Below is a block of records; reproduce all of them exactly and leave out any pictures.

━━━ Material to process

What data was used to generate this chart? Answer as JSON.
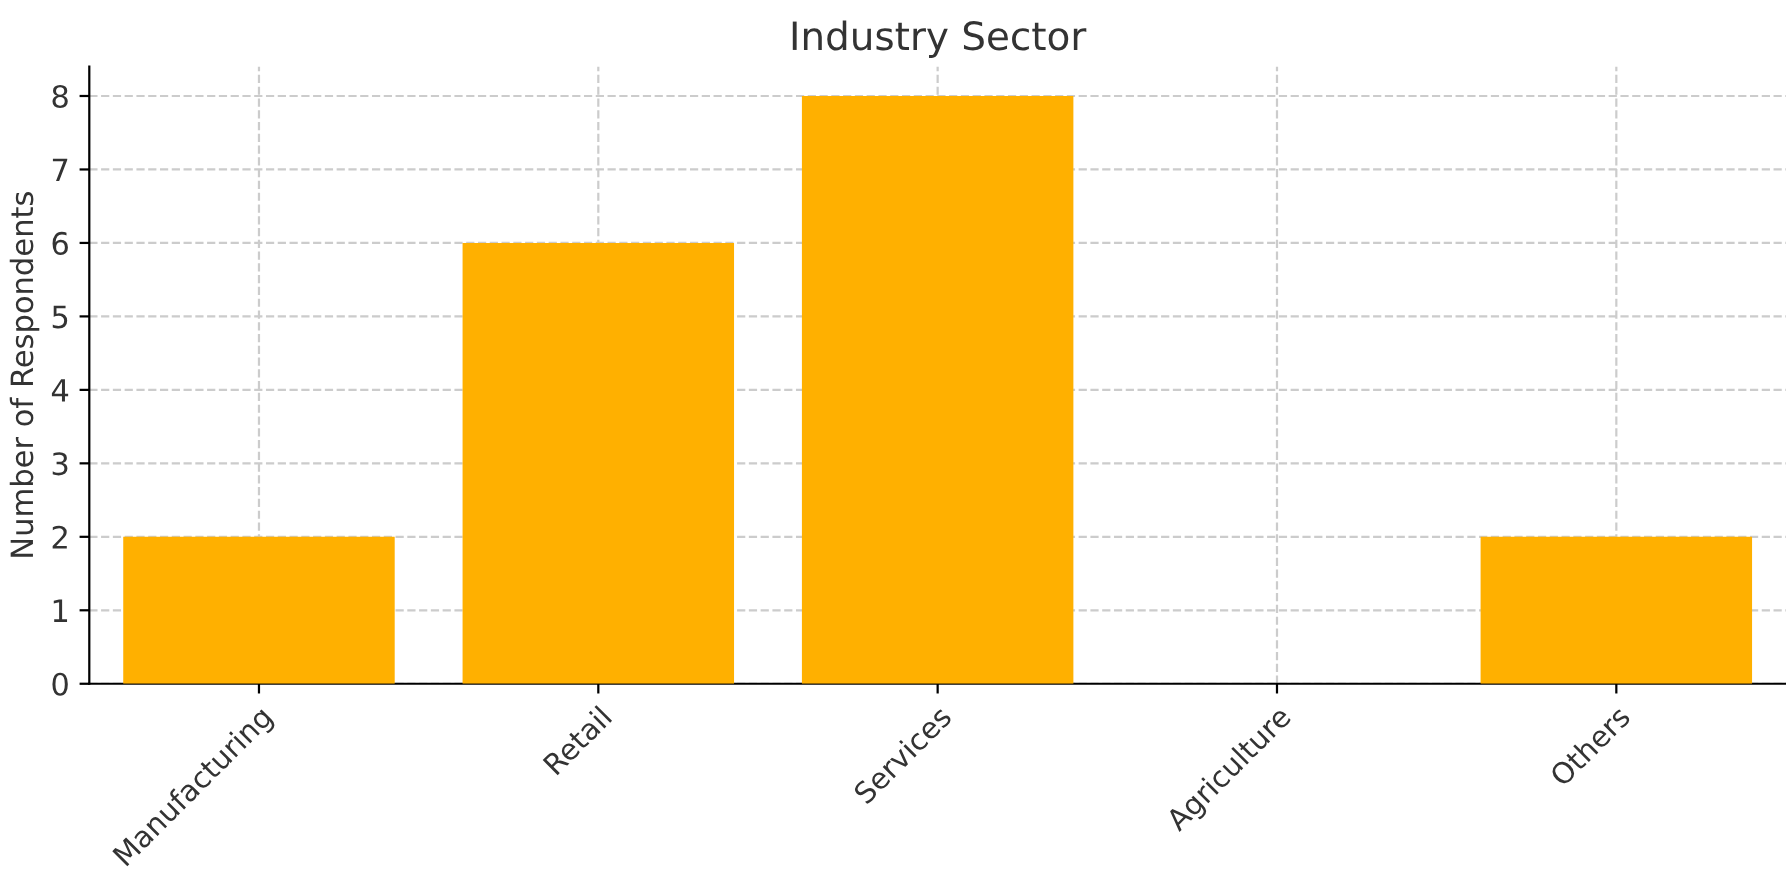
{
  "chart_data": {
    "type": "bar",
    "title": "Industry Sector",
    "ylabel": "Number of Respondents",
    "categories": [
      "Manufacturing",
      "Retail",
      "Services",
      "Agriculture",
      "Others"
    ],
    "values": [
      2,
      6,
      8,
      0,
      2
    ],
    "color": "#ffb000",
    "ylim": [
      0,
      8.4
    ],
    "yticks": [
      0,
      1,
      2,
      3,
      4,
      5,
      6,
      7,
      8
    ],
    "grid": true
  }
}
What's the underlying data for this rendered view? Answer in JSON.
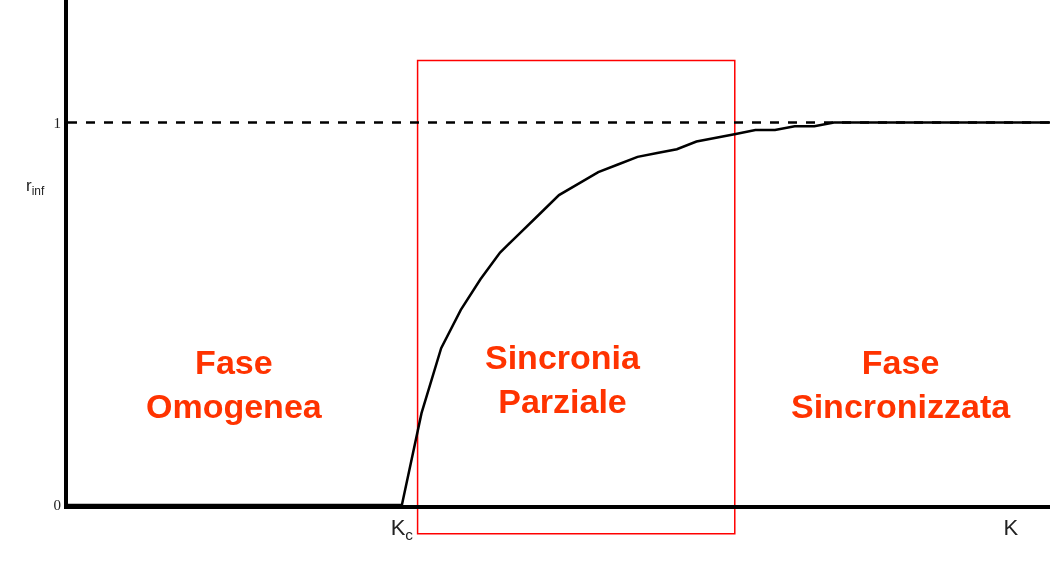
{
  "chart_data": {
    "type": "line",
    "ylabel": "r$_{inf}$",
    "categories": [
      null,
      null,
      null,
      null,
      null,
      null,
      null,
      null,
      null,
      null,
      null,
      null,
      null,
      null,
      null,
      null,
      null,
      "K$_{c}$",
      null,
      null,
      null,
      null,
      null,
      null,
      null,
      null,
      null,
      null,
      null,
      null,
      null,
      null,
      null,
      null,
      null,
      null,
      null,
      null,
      null,
      null,
      null,
      null,
      null,
      null,
      null,
      null,
      null,
      null,
      "K",
      null,
      null
    ],
    "series": [
      {
        "color": "#000000",
        "values": [
          0,
          0,
          0,
          0,
          0,
          0,
          0,
          0,
          0,
          0,
          0,
          0,
          0,
          0,
          0,
          0,
          0,
          0,
          0.24,
          0.41,
          0.51,
          0.59,
          0.66,
          0.71,
          0.76,
          0.81,
          0.84,
          0.87,
          0.89,
          0.91,
          0.92,
          0.93,
          0.95,
          0.96,
          0.97,
          0.98,
          0.98,
          0.99,
          0.99,
          1,
          1,
          1,
          1,
          1,
          1,
          1,
          1,
          1,
          1,
          1,
          1
        ]
      }
    ],
    "ylim": [
      0,
      1.32
    ],
    "yticks": [
      0,
      1
    ],
    "ref_lines": [
      {
        "axis": "y",
        "value": 1,
        "color": "#000000",
        "line_style": "dashed"
      }
    ],
    "annotations": [
      "Fase\nOmogenea",
      "Sincronia\nParziale",
      "Fase\nSincronizzata"
    ],
    "marker": "none",
    "line_style": "solid"
  }
}
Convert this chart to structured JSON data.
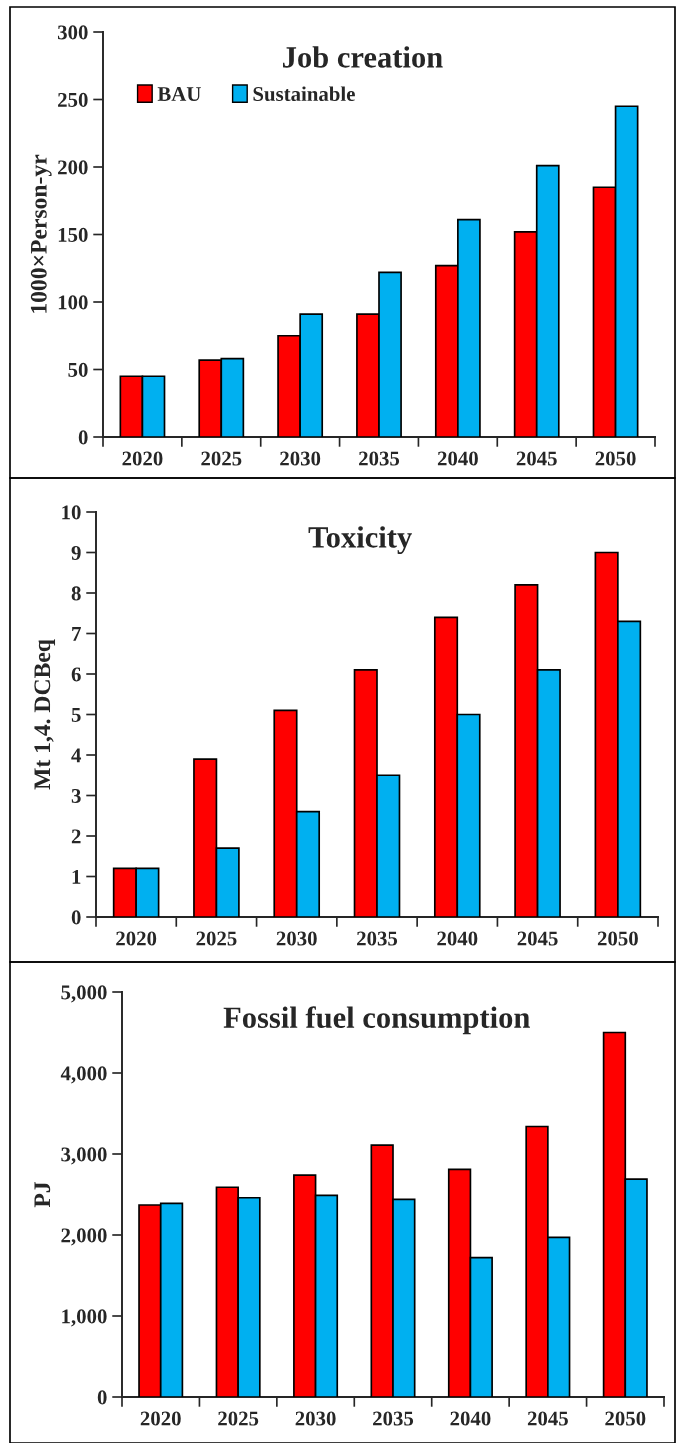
{
  "chart_data": [
    {
      "type": "bar",
      "title": "Job creation",
      "ylabel": "1000×Person-yr",
      "categories": [
        "2020",
        "2025",
        "2030",
        "2035",
        "2040",
        "2045",
        "2050"
      ],
      "series": [
        {
          "name": "BAU",
          "color": "#ff0000",
          "values": [
            45,
            57,
            75,
            91,
            127,
            152,
            185
          ]
        },
        {
          "name": "Sustainable",
          "color": "#00b0f0",
          "values": [
            45,
            58,
            91,
            122,
            161,
            201,
            245
          ]
        }
      ],
      "ylim": [
        0,
        300
      ],
      "yticks": [
        0,
        50,
        100,
        150,
        200,
        250,
        300
      ],
      "legend": "top left",
      "grid": false
    },
    {
      "type": "bar",
      "title": "Toxicity",
      "ylabel": "Mt 1,4. DCBeq",
      "categories": [
        "2020",
        "2025",
        "2030",
        "2035",
        "2040",
        "2045",
        "2050"
      ],
      "series": [
        {
          "color": "#ff0000",
          "values": [
            1.2,
            3.9,
            5.1,
            6.1,
            7.4,
            8.2,
            9.0
          ]
        },
        {
          "color": "#00b0f0",
          "values": [
            1.2,
            1.7,
            2.6,
            3.5,
            5.0,
            6.1,
            7.3
          ]
        }
      ],
      "ylim": [
        0,
        10
      ],
      "yticks": [
        0,
        1,
        2,
        3,
        4,
        5,
        6,
        7,
        8,
        9,
        10
      ],
      "grid": false
    },
    {
      "type": "bar",
      "title": "Fossil fuel consumption",
      "ylabel": "PJ",
      "categories": [
        "2020",
        "2025",
        "2030",
        "2035",
        "2040",
        "2045",
        "2050"
      ],
      "series": [
        {
          "color": "#ff0000",
          "values": [
            2370,
            2590,
            2740,
            3110,
            2810,
            3340,
            4500
          ]
        },
        {
          "color": "#00b0f0",
          "values": [
            2390,
            2460,
            2490,
            2440,
            1720,
            1970,
            2690
          ]
        }
      ],
      "ylim": [
        0,
        5000
      ],
      "yticks": [
        0,
        {
          "value": 1000,
          "label": "1,000"
        },
        {
          "value": 2000,
          "label": "2,000"
        },
        {
          "value": 3000,
          "label": "3,000"
        },
        {
          "value": 4000,
          "label": "4,000"
        },
        {
          "value": 5000,
          "label": "5,000"
        }
      ],
      "grid": false
    }
  ]
}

━━━━━━

» Reply:
What data was used to generate this chart? Answer as JSON.
{
  "chart_data": {
    "type": "bar",
    "title": "Industry Sector",
    "ylabel": "Number of Respondents",
    "categories": [
      "Manufacturing",
      "Retail",
      "Services",
      "Agriculture",
      "Others"
    ],
    "values": [
      2,
      6,
      8,
      0,
      2
    ],
    "color": "#ffb000",
    "ylim": [
      0,
      8.4
    ],
    "yticks": [
      0,
      1,
      2,
      3,
      4,
      5,
      6,
      7,
      8
    ],
    "grid": true
  }
}
What's the underlying data for this rendered view? Answer in JSON.
{
  "chart_data": {
    "type": "line",
    "ylabel": "r$_{inf}$",
    "categories": [
      null,
      null,
      null,
      null,
      null,
      null,
      null,
      null,
      null,
      null,
      null,
      null,
      null,
      null,
      null,
      null,
      null,
      "K$_{c}$",
      null,
      null,
      null,
      null,
      null,
      null,
      null,
      null,
      null,
      null,
      null,
      null,
      null,
      null,
      null,
      null,
      null,
      null,
      null,
      null,
      null,
      null,
      null,
      null,
      null,
      null,
      null,
      null,
      null,
      null,
      "K",
      null,
      null
    ],
    "series": [
      {
        "color": "#000000",
        "values": [
          0,
          0,
          0,
          0,
          0,
          0,
          0,
          0,
          0,
          0,
          0,
          0,
          0,
          0,
          0,
          0,
          0,
          0,
          0.24,
          0.41,
          0.51,
          0.59,
          0.66,
          0.71,
          0.76,
          0.81,
          0.84,
          0.87,
          0.89,
          0.91,
          0.92,
          0.93,
          0.95,
          0.96,
          0.97,
          0.98,
          0.98,
          0.99,
          0.99,
          1,
          1,
          1,
          1,
          1,
          1,
          1,
          1,
          1,
          1,
          1,
          1
        ]
      }
    ],
    "ylim": [
      0,
      1.32
    ],
    "yticks": [
      0,
      1
    ],
    "ref_lines": [
      {
        "axis": "y",
        "value": 1,
        "color": "#000000",
        "line_style": "dashed"
      }
    ],
    "annotations": [
      "Fase\nOmogenea",
      "Sincronia\nParziale",
      "Fase\nSincronizzata"
    ],
    "marker": "none",
    "line_style": "solid"
  }
}
Convert this chart to structured JSON data.
{
  "chart_data": [
    {
      "type": "bar",
      "title": "Job creation",
      "ylabel": "1000×Person-yr",
      "categories": [
        "2020",
        "2025",
        "2030",
        "2035",
        "2040",
        "2045",
        "2050"
      ],
      "series": [
        {
          "name": "BAU",
          "color": "#ff0000",
          "values": [
            45,
            57,
            75,
            91,
            127,
            152,
            185
          ]
        },
        {
          "name": "Sustainable",
          "color": "#00b0f0",
          "values": [
            45,
            58,
            91,
            122,
            161,
            201,
            245
          ]
        }
      ],
      "ylim": [
        0,
        300
      ],
      "yticks": [
        0,
        50,
        100,
        150,
        200,
        250,
        300
      ],
      "legend": "top left",
      "grid": false
    },
    {
      "type": "bar",
      "title": "Toxicity",
      "ylabel": "Mt 1,4. DCBeq",
      "categories": [
        "2020",
        "2025",
        "2030",
        "2035",
        "2040",
        "2045",
        "2050"
      ],
      "series": [
        {
          "color": "#ff0000",
          "values": [
            1.2,
            3.9,
            5.1,
            6.1,
            7.4,
            8.2,
            9.0
          ]
        },
        {
          "color": "#00b0f0",
          "values": [
            1.2,
            1.7,
            2.6,
            3.5,
            5.0,
            6.1,
            7.3
          ]
        }
      ],
      "ylim": [
        0,
        10
      ],
      "yticks": [
        0,
        1,
        2,
        3,
        4,
        5,
        6,
        7,
        8,
        9,
        10
      ],
      "grid": false
    },
    {
      "type": "bar",
      "title": "Fossil fuel consumption",
      "ylabel": "PJ",
      "categories": [
        "2020",
        "2025",
        "2030",
        "2035",
        "2040",
        "2045",
        "2050"
      ],
      "series": [
        {
          "color": "#ff0000",
          "values": [
            2370,
            2590,
            2740,
            3110,
            2810,
            3340,
            4500
          ]
        },
        {
          "color": "#00b0f0",
          "values": [
            2390,
            2460,
            2490,
            2440,
            1720,
            1970,
            2690
          ]
        }
      ],
      "ylim": [
        0,
        5000
      ],
      "yticks": [
        0,
        {
          "value": 1000,
          "label": "1,000"
        },
        {
          "value": 2000,
          "label": "2,000"
        },
        {
          "value": 3000,
          "label": "3,000"
        },
        {
          "value": 4000,
          "label": "4,000"
        },
        {
          "value": 5000,
          "label": "5,000"
        }
      ],
      "grid": false
    }
  ]
}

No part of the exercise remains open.